Instructions to follow —
Transcribe the data in full and exactly, omitting any pictures.

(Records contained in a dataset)
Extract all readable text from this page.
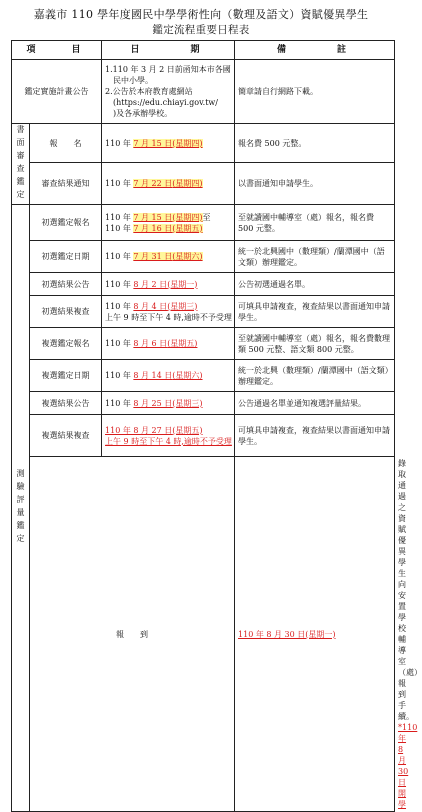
嘉義市 110 學年度國民中學學術性向（數理及語文）資賦優異學生
鑑定流程重要日程表
項　　目		日　　　期	備　　　註	
鑑定實施計畫公告		1.110 年 3 月 2 日前函知本市各國
　民中小學。
2.公告於本府教育處網站
　(https://edu.chiayi.gov.tw/
　)及各承辦學校。	簡章請自行網路下載。	
書面審查鑑定	報　　名	110 年 7 月 15 日(星期四)	報名費 500 元整。	
	審查結果通知	110 年 7 月 22 日(星期四)	以書面通知申請學生。	
測驗評量鑑定	初選鑑定報名	110 年 7 月 15 日(星期四)至
110 年 7 月 16 日(星期五)	至就讀國中輔導室（處）報名，報名費 500 元整。	
	初選鑑定日期	110 年 7 月 31 日(星期六)	統一於北興國中（數理類）/蘭潭國中（語文類）辦理鑑定。	
	初選結果公告	110 年 8 月 2 日(星期一)	公告初選通過名單。	
	初選結果複查	110 年 8 月 4 日(星期三)
上午 9 時至下午 4 時,逾時不予受理	可填具申請複查，複查結果以書面通知申請學生。	
	複選鑑定報名	110 年 8 月 6 日(星期五)	至就讀國中輔導室（處）報名，報名費數理類 500 元整、語文類 800 元整。	
	複選鑑定日期	110 年 8 月 14 日(星期六)	統一於北興（數理類）/蘭潭國中（語文類）辦理鑑定。	
	複選結果公告	110 年 8 月 25 日(星期三)	公告通過名單並通知複選評量結果。	
	複選結果複查	110 年 8 月 27 日(星期五)
上午 9 時至下午 4 時,逾時不予受理	可填具申請複查，複查結果以書面通知申請學生。	
	報　　到		110 年 8 月 30 日(星期一)	錄取通過之資賦優異學生向安置學校輔導室（處）報到手續。
*110 年 8 月 30 日開學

Solution to this task —
Extract all readable text from this page.
嘉義市 110 學年度國民中學學術性向（數理及語文）資賦優異學生
鑑定流程重要日程表
項　　目		日　　　期	備　　　註	
鑑定實施計畫公告		1.110 年 3 月 2 日前函知本市各國
　民中小學。
2.公告於本府教育處網站
　(https://edu.chiayi.gov.tw/
　)及各承辦學校。	簡章請自行網路下載。	
書面審查鑑定	報　　名	110 年 7 月 15 日(星期四)	報名費 500 元整。	
	審查結果通知	110 年 7 月 22 日(星期四)	以書面通知申請學生。	
測驗評量鑑定	初選鑑定報名	110 年 7 月 15 日(星期四)至
110 年 7 月 16 日(星期五)	至就讀國中輔導室（處）報名，報名費 500 元整。	
	初選鑑定日期	110 年 7 月 31 日(星期六)	統一於北興國中（數理類）/蘭潭國中（語文類）辦理鑑定。	
	初選結果公告	110 年 8 月 2 日(星期一)	公告初選通過名單。	
	初選結果複查	110 年 8 月 4 日(星期三)
上午 9 時至下午 4 時,逾時不予受理	可填具申請複查，複查結果以書面通知申請學生。	
	複選鑑定報名	110 年 8 月 6 日(星期五)	至就讀國中輔導室（處）報名，報名費數理類 500 元整、語文類 800 元整。	
	複選鑑定日期	110 年 8 月 14 日(星期六)	統一於北興（數理類）/蘭潭國中（語文類）辦理鑑定。	
	複選結果公告	110 年 8 月 25 日(星期三)	公告通過名單並通知複選評量結果。	
	複選結果複查	110 年 8 月 27 日(星期五)
上午 9 時至下午 4 時,逾時不予受理	可填具申請複查，複查結果以書面通知申請學生。	
	報　　到		110 年 8 月 30 日(星期一)	錄取通過之資賦優異學生向安置學校輔導室（處）報到手續。
*110 年 8 月 30 日開學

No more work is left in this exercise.